- _Records shown_
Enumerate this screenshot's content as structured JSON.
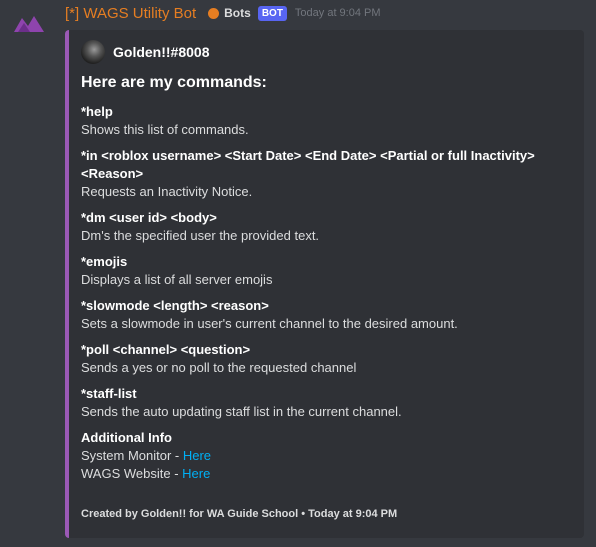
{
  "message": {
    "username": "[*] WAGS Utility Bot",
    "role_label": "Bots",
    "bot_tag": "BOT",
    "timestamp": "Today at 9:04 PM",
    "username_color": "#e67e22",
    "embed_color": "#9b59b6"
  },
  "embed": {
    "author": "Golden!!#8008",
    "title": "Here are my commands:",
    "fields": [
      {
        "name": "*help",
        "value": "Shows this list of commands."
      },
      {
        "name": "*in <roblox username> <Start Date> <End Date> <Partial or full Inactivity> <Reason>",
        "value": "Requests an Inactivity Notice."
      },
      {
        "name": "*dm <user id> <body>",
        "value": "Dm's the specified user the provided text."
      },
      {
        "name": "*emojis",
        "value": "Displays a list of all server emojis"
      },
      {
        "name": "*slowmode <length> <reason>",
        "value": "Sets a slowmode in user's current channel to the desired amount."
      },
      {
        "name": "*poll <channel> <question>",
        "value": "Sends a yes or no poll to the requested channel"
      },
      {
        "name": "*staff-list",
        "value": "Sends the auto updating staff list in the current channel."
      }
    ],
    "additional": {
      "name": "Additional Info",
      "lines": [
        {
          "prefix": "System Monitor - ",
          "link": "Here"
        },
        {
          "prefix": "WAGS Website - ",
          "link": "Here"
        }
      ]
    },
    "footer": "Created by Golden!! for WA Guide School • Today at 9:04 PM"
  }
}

- _What the exercise asks_
Among the lines of the material, find those that hold the word "emojis" and copy them.

- _Response for this exercise_
        "name": "*emojis",
        "value": "Displays a list of all server emojis"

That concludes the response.